Records:
* Begin *
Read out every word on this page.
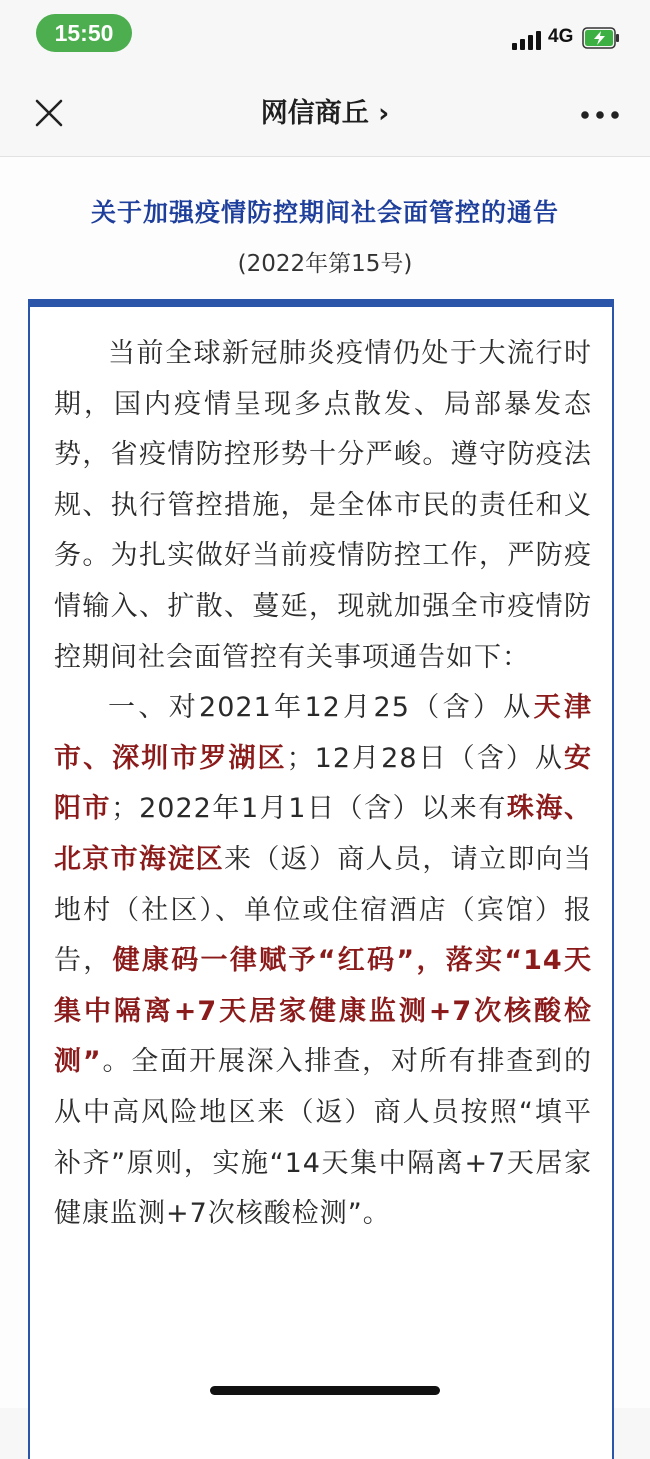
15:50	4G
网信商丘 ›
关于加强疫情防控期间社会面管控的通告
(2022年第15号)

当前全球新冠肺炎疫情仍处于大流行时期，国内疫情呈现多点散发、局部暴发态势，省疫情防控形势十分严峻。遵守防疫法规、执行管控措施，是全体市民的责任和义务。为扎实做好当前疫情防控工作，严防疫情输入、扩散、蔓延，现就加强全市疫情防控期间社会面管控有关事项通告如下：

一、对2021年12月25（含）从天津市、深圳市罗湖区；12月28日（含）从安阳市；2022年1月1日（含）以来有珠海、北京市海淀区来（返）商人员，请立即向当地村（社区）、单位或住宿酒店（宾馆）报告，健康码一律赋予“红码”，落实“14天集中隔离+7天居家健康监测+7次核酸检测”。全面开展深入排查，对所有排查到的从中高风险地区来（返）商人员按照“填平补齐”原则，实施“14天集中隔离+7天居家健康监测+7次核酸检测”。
* End *
* Begin *
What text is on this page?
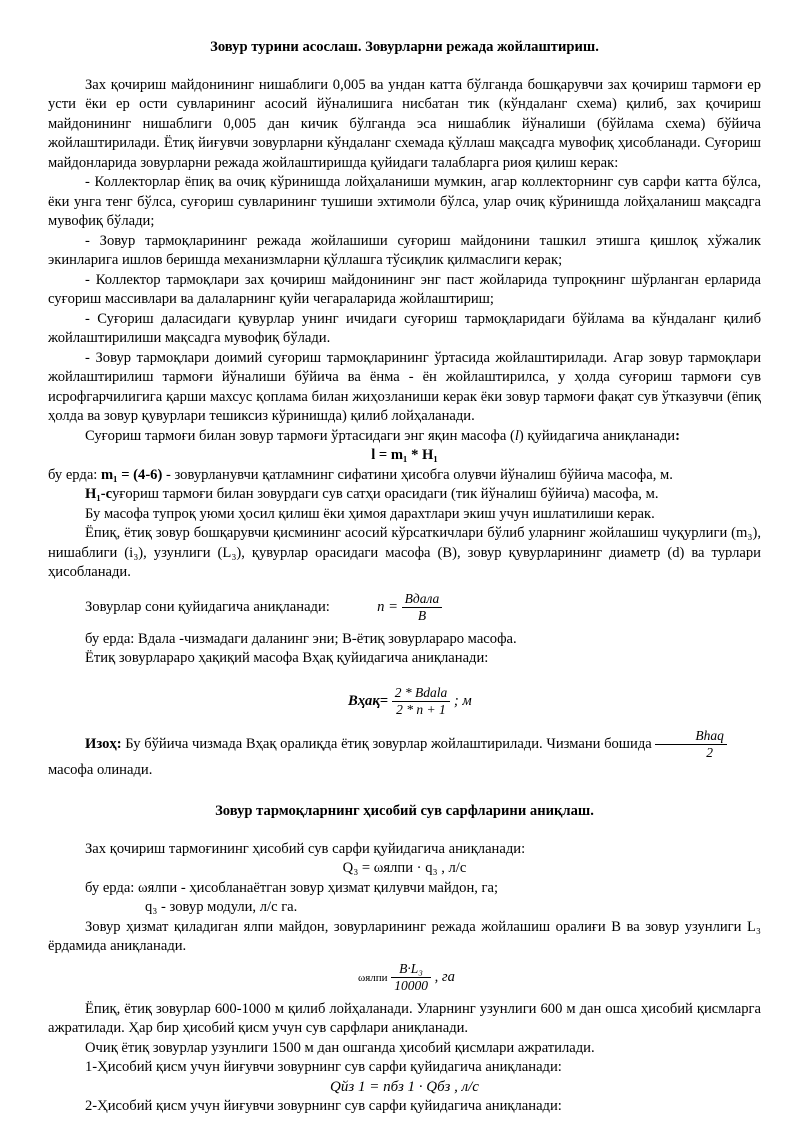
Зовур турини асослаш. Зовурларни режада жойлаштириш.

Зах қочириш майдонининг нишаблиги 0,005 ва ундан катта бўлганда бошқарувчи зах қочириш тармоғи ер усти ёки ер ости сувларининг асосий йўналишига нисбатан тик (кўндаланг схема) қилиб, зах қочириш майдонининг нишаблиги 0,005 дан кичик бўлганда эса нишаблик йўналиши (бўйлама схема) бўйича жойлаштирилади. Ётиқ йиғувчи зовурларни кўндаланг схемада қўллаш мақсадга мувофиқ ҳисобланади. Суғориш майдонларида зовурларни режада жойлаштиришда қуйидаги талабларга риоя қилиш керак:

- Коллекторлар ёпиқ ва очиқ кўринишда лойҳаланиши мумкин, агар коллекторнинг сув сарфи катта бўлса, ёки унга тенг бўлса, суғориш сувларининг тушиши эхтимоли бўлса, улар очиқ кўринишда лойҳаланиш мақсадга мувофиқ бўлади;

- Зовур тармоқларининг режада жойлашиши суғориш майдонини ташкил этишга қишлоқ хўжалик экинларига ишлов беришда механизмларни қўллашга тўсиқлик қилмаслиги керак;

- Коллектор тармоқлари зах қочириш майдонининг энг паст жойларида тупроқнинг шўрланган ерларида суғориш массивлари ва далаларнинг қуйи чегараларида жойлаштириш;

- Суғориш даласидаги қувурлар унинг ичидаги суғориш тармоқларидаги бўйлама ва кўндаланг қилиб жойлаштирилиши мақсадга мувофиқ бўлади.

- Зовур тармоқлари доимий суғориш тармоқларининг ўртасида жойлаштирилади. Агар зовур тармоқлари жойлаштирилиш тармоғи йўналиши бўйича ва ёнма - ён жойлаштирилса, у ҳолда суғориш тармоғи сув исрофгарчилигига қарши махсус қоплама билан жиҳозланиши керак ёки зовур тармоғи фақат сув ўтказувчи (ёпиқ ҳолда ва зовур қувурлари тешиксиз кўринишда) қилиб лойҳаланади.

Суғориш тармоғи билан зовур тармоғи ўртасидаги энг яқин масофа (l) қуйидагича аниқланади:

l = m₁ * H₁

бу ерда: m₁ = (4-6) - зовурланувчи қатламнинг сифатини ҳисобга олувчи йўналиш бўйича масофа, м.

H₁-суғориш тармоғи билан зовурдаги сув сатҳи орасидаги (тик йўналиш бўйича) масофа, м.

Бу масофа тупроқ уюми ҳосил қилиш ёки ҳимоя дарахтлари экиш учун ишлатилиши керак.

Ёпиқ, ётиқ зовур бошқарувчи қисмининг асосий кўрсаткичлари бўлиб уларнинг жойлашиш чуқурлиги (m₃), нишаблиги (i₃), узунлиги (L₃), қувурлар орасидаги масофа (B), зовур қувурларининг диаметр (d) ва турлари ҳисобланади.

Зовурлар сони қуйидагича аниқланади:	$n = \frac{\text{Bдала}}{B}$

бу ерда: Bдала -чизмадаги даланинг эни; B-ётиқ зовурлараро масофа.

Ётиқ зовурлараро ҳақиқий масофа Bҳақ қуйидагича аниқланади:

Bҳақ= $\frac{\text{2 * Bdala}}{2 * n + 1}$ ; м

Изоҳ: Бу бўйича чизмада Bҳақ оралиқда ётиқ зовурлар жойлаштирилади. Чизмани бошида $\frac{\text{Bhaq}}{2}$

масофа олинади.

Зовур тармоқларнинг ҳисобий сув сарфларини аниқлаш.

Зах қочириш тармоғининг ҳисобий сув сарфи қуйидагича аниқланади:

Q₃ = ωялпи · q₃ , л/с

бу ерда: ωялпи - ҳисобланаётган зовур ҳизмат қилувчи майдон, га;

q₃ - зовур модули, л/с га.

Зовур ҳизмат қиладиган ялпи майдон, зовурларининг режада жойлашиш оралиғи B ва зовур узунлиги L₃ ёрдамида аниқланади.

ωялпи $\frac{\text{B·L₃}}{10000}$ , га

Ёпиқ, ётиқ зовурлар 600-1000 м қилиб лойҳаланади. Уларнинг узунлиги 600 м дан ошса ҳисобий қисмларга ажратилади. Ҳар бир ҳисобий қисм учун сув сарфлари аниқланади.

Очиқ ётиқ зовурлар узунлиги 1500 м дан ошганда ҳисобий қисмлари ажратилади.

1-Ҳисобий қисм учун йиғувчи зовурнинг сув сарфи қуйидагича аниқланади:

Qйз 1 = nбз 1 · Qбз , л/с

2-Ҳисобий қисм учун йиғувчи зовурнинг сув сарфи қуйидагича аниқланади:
* End *
Aim of the task:
Gather each line in these records that contains the string "учун".

Response to the task:
Бу масофа тупроқ уюми ҳосил қилиш ёки ҳимоя дарахтлари экиш учун ишлатилиши керак.
Ёпиқ, ётиқ зовурлар 600-1000 м қилиб лойҳаланади. Уларнинг узунлиги 600 м дан ошса ҳисобий қисмларга ажратилади. Ҳар бир ҳисобий қисм учун сув сарфлари аниқланади.
1-Ҳисобий қисм учун йиғувчи зовурнинг сув сарфи қуйидагича аниқланади:
2-Ҳисобий қисм учун йиғувчи зовурнинг сув сарфи қуйидагича аниқланади:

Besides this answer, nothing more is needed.